_REQUIRED TASK_
Look through the entries below and report how many lines hold the string "JSON". Only the number is wanted.

[start of DATA]

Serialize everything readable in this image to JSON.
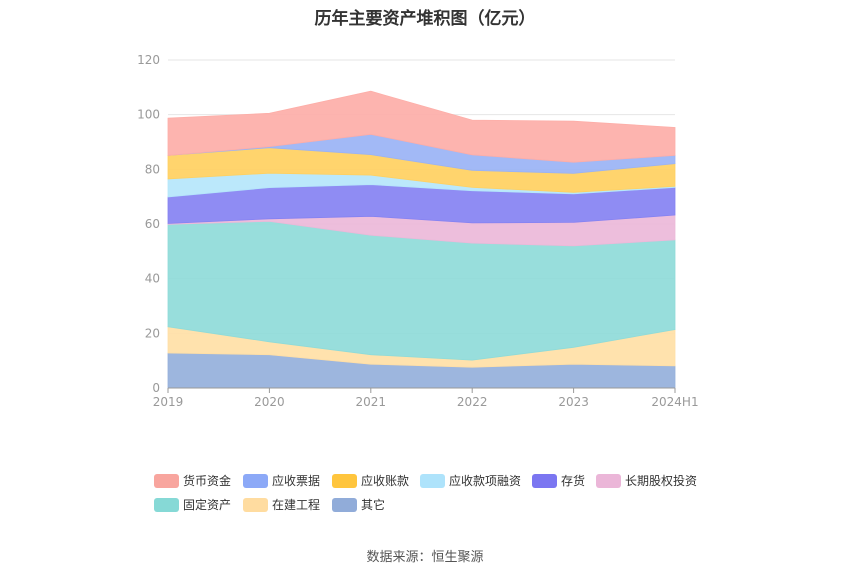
{
  "chart_data": {
    "type": "area",
    "stacked": true,
    "title": "历年主要资产堆积图（亿元）",
    "categories": [
      "2019",
      "2020",
      "2021",
      "2022",
      "2023",
      "2024H1"
    ],
    "ylim": [
      0,
      120
    ],
    "yticks": [
      0,
      20,
      40,
      60,
      80,
      100,
      120
    ],
    "grid": true,
    "legend_position": "bottom",
    "series": [
      {
        "name": "其它",
        "color": "#95b0db",
        "values": [
          12.8,
          12.2,
          8.7,
          7.6,
          8.7,
          8.1
        ]
      },
      {
        "name": "在建工程",
        "color": "#ffdfa6",
        "values": [
          9.6,
          4.7,
          3.5,
          2.6,
          6.2,
          13.3
        ]
      },
      {
        "name": "固定资产",
        "color": "#8fdbd9",
        "values": [
          37.5,
          44.1,
          43.7,
          42.8,
          37.1,
          32.8
        ]
      },
      {
        "name": "长期股权投资",
        "color": "#ecb9d9",
        "values": [
          0.3,
          0.9,
          6.9,
          7.4,
          8.6,
          9.1
        ]
      },
      {
        "name": "存货",
        "color": "#8582f2",
        "values": [
          9.7,
          11.4,
          11.6,
          11.8,
          10.4,
          10.1
        ]
      },
      {
        "name": "应收款项融资",
        "color": "#b5e6fb",
        "values": [
          6.6,
          5.3,
          3.5,
          1.2,
          0.6,
          0.4
        ]
      },
      {
        "name": "应收账款",
        "color": "#ffd061",
        "values": [
          8.6,
          9.3,
          7.5,
          6.2,
          6.9,
          8.3
        ]
      },
      {
        "name": "应收票据",
        "color": "#9ab3f5",
        "values": [
          0,
          0.4,
          7.4,
          5.7,
          4.1,
          3.0
        ]
      },
      {
        "name": "货币资金",
        "color": "#fdaea8",
        "values": [
          13.6,
          12.2,
          15.8,
          12.7,
          15.0,
          10.2
        ]
      }
    ],
    "legend_order": [
      "货币资金",
      "应收票据",
      "应收账款",
      "应收款项融资",
      "存货",
      "长期股权投资",
      "固定资产",
      "在建工程",
      "其它"
    ]
  },
  "footer": {
    "source": "数据来源：恒生聚源"
  },
  "legend_swatch_colors": {
    "货币资金": "#f8a59e",
    "应收票据": "#8ca9f7",
    "应收账款": "#ffc53d",
    "应收款项融资": "#aee3fb",
    "存货": "#7b76f1",
    "长期股权投资": "#ebb6d8",
    "固定资产": "#86d9d6",
    "在建工程": "#ffdca0",
    "其它": "#91acd9"
  }
}
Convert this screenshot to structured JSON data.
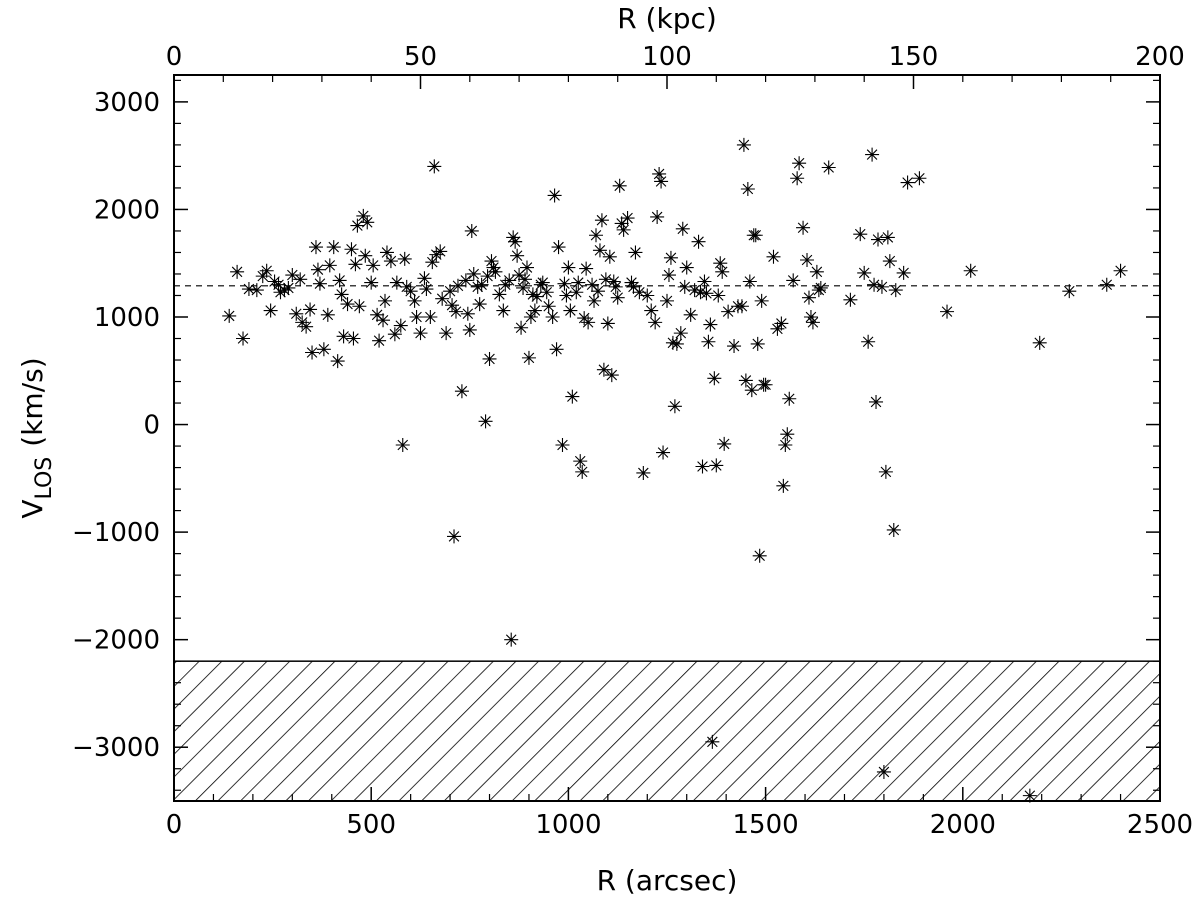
{
  "chart_data": {
    "type": "scatter",
    "x_bottom": {
      "label": "R (arcsec)",
      "lim": [
        0,
        2500
      ],
      "ticks": [
        0,
        500,
        1000,
        1500,
        2000,
        2500
      ],
      "tick_labels": [
        "0",
        "500",
        "1000",
        "1500",
        "2000",
        "2500"
      ]
    },
    "x_top": {
      "label": "R (kpc)",
      "lim": [
        0,
        200
      ],
      "ticks": [
        0,
        50,
        100,
        150,
        200
      ],
      "tick_labels": [
        "0",
        "50",
        "100",
        "150",
        "200"
      ]
    },
    "y": {
      "label_main": "V",
      "label_sub": "LOS",
      "label_unit": "(km/s)",
      "lim": [
        -3500,
        3250
      ],
      "ticks": [
        -3000,
        -2000,
        -1000,
        0,
        1000,
        2000,
        3000
      ],
      "tick_labels": [
        "−3000",
        "−2000",
        "−1000",
        "0",
        "1000",
        "2000",
        "3000"
      ]
    },
    "reference_line": {
      "y": 1290,
      "style": "dashed"
    },
    "excluded_region": {
      "y_from": -3500,
      "y_to": -2200,
      "fill": "hatched"
    },
    "marker": "asterisk",
    "grid": false,
    "legend": "none",
    "points": [
      [
        140,
        1010
      ],
      [
        160,
        1420
      ],
      [
        175,
        800
      ],
      [
        190,
        1260
      ],
      [
        210,
        1250
      ],
      [
        225,
        1380
      ],
      [
        235,
        1430
      ],
      [
        245,
        1060
      ],
      [
        255,
        1330
      ],
      [
        265,
        1300
      ],
      [
        270,
        1230
      ],
      [
        280,
        1250
      ],
      [
        290,
        1270
      ],
      [
        300,
        1390
      ],
      [
        310,
        1030
      ],
      [
        320,
        1350
      ],
      [
        325,
        950
      ],
      [
        335,
        910
      ],
      [
        345,
        1070
      ],
      [
        350,
        670
      ],
      [
        360,
        1650
      ],
      [
        365,
        1440
      ],
      [
        370,
        1310
      ],
      [
        380,
        700
      ],
      [
        390,
        1020
      ],
      [
        395,
        1480
      ],
      [
        405,
        1650
      ],
      [
        415,
        590
      ],
      [
        420,
        1340
      ],
      [
        425,
        1210
      ],
      [
        430,
        820
      ],
      [
        440,
        1120
      ],
      [
        450,
        1630
      ],
      [
        455,
        800
      ],
      [
        460,
        1490
      ],
      [
        465,
        1850
      ],
      [
        470,
        1100
      ],
      [
        480,
        1940
      ],
      [
        485,
        1570
      ],
      [
        490,
        1880
      ],
      [
        500,
        1320
      ],
      [
        505,
        1480
      ],
      [
        515,
        1020
      ],
      [
        520,
        780
      ],
      [
        530,
        970
      ],
      [
        535,
        1150
      ],
      [
        540,
        1600
      ],
      [
        550,
        1520
      ],
      [
        560,
        840
      ],
      [
        565,
        1320
      ],
      [
        575,
        920
      ],
      [
        580,
        -190
      ],
      [
        585,
        1540
      ],
      [
        590,
        1280
      ],
      [
        600,
        1240
      ],
      [
        610,
        1150
      ],
      [
        615,
        1000
      ],
      [
        625,
        850
      ],
      [
        635,
        1360
      ],
      [
        640,
        1260
      ],
      [
        650,
        1000
      ],
      [
        655,
        1510
      ],
      [
        660,
        2400
      ],
      [
        665,
        1580
      ],
      [
        675,
        1610
      ],
      [
        680,
        1170
      ],
      [
        690,
        850
      ],
      [
        700,
        1240
      ],
      [
        705,
        1110
      ],
      [
        710,
        -1040
      ],
      [
        715,
        1050
      ],
      [
        720,
        1290
      ],
      [
        730,
        310
      ],
      [
        740,
        1340
      ],
      [
        745,
        1030
      ],
      [
        750,
        880
      ],
      [
        755,
        1800
      ],
      [
        760,
        1400
      ],
      [
        770,
        1280
      ],
      [
        775,
        1120
      ],
      [
        780,
        1300
      ],
      [
        790,
        30
      ],
      [
        795,
        1380
      ],
      [
        800,
        610
      ],
      [
        805,
        1520
      ],
      [
        810,
        1460
      ],
      [
        815,
        1420
      ],
      [
        825,
        1210
      ],
      [
        835,
        1060
      ],
      [
        840,
        1300
      ],
      [
        850,
        1340
      ],
      [
        855,
        -2000
      ],
      [
        860,
        1740
      ],
      [
        865,
        1700
      ],
      [
        870,
        1570
      ],
      [
        875,
        1390
      ],
      [
        880,
        900
      ],
      [
        885,
        1270
      ],
      [
        890,
        1350
      ],
      [
        895,
        1460
      ],
      [
        900,
        620
      ],
      [
        905,
        1000
      ],
      [
        910,
        1210
      ],
      [
        915,
        1060
      ],
      [
        920,
        1190
      ],
      [
        930,
        1300
      ],
      [
        935,
        1320
      ],
      [
        945,
        1230
      ],
      [
        950,
        1100
      ],
      [
        960,
        1000
      ],
      [
        965,
        2130
      ],
      [
        970,
        700
      ],
      [
        975,
        1650
      ],
      [
        985,
        -190
      ],
      [
        990,
        1310
      ],
      [
        995,
        1200
      ],
      [
        1000,
        1460
      ],
      [
        1005,
        1060
      ],
      [
        1010,
        260
      ],
      [
        1020,
        1230
      ],
      [
        1025,
        1320
      ],
      [
        1030,
        -340
      ],
      [
        1035,
        -440
      ],
      [
        1040,
        990
      ],
      [
        1045,
        1450
      ],
      [
        1050,
        950
      ],
      [
        1060,
        1300
      ],
      [
        1065,
        1150
      ],
      [
        1070,
        1760
      ],
      [
        1075,
        1240
      ],
      [
        1080,
        1620
      ],
      [
        1085,
        1900
      ],
      [
        1090,
        510
      ],
      [
        1095,
        1350
      ],
      [
        1100,
        940
      ],
      [
        1105,
        1560
      ],
      [
        1110,
        460
      ],
      [
        1115,
        1330
      ],
      [
        1120,
        1280
      ],
      [
        1125,
        1180
      ],
      [
        1130,
        2220
      ],
      [
        1135,
        1870
      ],
      [
        1140,
        1810
      ],
      [
        1150,
        1920
      ],
      [
        1160,
        1320
      ],
      [
        1165,
        1280
      ],
      [
        1170,
        1600
      ],
      [
        1180,
        1230
      ],
      [
        1190,
        -450
      ],
      [
        1200,
        1200
      ],
      [
        1210,
        1060
      ],
      [
        1220,
        950
      ],
      [
        1225,
        1930
      ],
      [
        1230,
        2330
      ],
      [
        1235,
        2260
      ],
      [
        1240,
        -260
      ],
      [
        1250,
        1150
      ],
      [
        1255,
        1390
      ],
      [
        1260,
        1550
      ],
      [
        1265,
        760
      ],
      [
        1270,
        170
      ],
      [
        1275,
        750
      ],
      [
        1285,
        850
      ],
      [
        1290,
        1820
      ],
      [
        1295,
        1280
      ],
      [
        1300,
        1460
      ],
      [
        1310,
        1020
      ],
      [
        1320,
        1250
      ],
      [
        1330,
        1700
      ],
      [
        1335,
        1230
      ],
      [
        1340,
        -390
      ],
      [
        1345,
        1330
      ],
      [
        1350,
        1220
      ],
      [
        1355,
        770
      ],
      [
        1360,
        930
      ],
      [
        1365,
        -2950
      ],
      [
        1370,
        430
      ],
      [
        1375,
        -380
      ],
      [
        1380,
        1200
      ],
      [
        1385,
        1500
      ],
      [
        1390,
        1420
      ],
      [
        1395,
        -180
      ],
      [
        1405,
        1050
      ],
      [
        1420,
        730
      ],
      [
        1430,
        1100
      ],
      [
        1440,
        1100
      ],
      [
        1445,
        2600
      ],
      [
        1450,
        410
      ],
      [
        1455,
        2190
      ],
      [
        1460,
        1330
      ],
      [
        1465,
        320
      ],
      [
        1470,
        1760
      ],
      [
        1475,
        1760
      ],
      [
        1480,
        750
      ],
      [
        1485,
        -1220
      ],
      [
        1490,
        1150
      ],
      [
        1495,
        370
      ],
      [
        1500,
        370
      ],
      [
        1520,
        1560
      ],
      [
        1530,
        890
      ],
      [
        1540,
        940
      ],
      [
        1545,
        -570
      ],
      [
        1550,
        -190
      ],
      [
        1555,
        -90
      ],
      [
        1560,
        240
      ],
      [
        1570,
        1340
      ],
      [
        1580,
        2290
      ],
      [
        1585,
        2430
      ],
      [
        1595,
        1830
      ],
      [
        1605,
        1530
      ],
      [
        1610,
        1180
      ],
      [
        1615,
        1000
      ],
      [
        1620,
        950
      ],
      [
        1630,
        1420
      ],
      [
        1635,
        1250
      ],
      [
        1640,
        1270
      ],
      [
        1660,
        2390
      ],
      [
        1715,
        1160
      ],
      [
        1740,
        1770
      ],
      [
        1750,
        1410
      ],
      [
        1760,
        770
      ],
      [
        1770,
        2510
      ],
      [
        1775,
        1300
      ],
      [
        1780,
        210
      ],
      [
        1785,
        1720
      ],
      [
        1795,
        1280
      ],
      [
        1800,
        -3230
      ],
      [
        1805,
        -440
      ],
      [
        1810,
        1740
      ],
      [
        1815,
        1520
      ],
      [
        1825,
        -980
      ],
      [
        1830,
        1250
      ],
      [
        1850,
        1410
      ],
      [
        1860,
        2250
      ],
      [
        1890,
        2290
      ],
      [
        1960,
        1050
      ],
      [
        2020,
        1430
      ],
      [
        2170,
        -3450
      ],
      [
        2195,
        760
      ],
      [
        2270,
        1240
      ],
      [
        2365,
        1300
      ],
      [
        2400,
        1430
      ]
    ]
  }
}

[end of DATA]

_EXERCISE OUTPUT_
2